# GIVEN RECORDS
==*==

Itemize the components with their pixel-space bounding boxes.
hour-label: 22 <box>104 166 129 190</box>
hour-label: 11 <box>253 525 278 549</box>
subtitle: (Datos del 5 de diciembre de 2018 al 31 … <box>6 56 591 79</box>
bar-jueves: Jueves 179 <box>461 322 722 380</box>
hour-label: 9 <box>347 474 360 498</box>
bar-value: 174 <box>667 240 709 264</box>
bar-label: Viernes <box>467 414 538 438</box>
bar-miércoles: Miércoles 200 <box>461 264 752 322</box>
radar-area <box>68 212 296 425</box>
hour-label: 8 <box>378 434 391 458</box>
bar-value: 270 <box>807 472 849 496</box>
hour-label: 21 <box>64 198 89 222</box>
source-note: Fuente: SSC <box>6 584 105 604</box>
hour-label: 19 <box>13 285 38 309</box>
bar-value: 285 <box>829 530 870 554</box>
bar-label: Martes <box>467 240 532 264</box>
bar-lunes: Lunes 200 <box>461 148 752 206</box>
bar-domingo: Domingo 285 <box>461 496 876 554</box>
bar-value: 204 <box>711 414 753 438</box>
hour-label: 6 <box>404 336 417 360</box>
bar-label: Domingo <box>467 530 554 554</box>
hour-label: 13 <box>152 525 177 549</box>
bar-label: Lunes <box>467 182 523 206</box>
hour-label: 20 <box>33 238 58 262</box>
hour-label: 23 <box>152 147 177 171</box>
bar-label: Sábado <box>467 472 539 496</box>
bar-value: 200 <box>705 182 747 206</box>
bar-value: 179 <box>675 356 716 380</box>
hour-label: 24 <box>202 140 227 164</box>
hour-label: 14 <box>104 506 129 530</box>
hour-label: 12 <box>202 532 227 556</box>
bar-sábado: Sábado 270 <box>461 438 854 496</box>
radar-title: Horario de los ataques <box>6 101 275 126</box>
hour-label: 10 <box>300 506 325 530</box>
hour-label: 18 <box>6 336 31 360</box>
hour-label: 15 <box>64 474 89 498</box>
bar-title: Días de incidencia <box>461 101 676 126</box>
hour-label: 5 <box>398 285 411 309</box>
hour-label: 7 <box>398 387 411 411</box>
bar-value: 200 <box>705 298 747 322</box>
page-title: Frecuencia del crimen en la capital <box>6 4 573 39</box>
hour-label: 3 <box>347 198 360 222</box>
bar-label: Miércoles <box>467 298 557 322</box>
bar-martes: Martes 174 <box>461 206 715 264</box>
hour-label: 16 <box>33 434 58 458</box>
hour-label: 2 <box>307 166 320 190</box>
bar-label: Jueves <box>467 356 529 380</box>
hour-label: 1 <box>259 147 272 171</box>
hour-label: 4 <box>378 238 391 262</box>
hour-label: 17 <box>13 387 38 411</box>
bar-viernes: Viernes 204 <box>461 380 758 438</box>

==*==

# SHORT EXERCISE
Gather every row above that contains the string "Sábado" and copy each one in full. Case counts, so only an exact match of capital and small letters qualifies.

# TASK SOLUTION
bar-label: Sábado <box>467 472 539 496</box>
bar-sábado: Sábado 270 <box>461 438 854 496</box>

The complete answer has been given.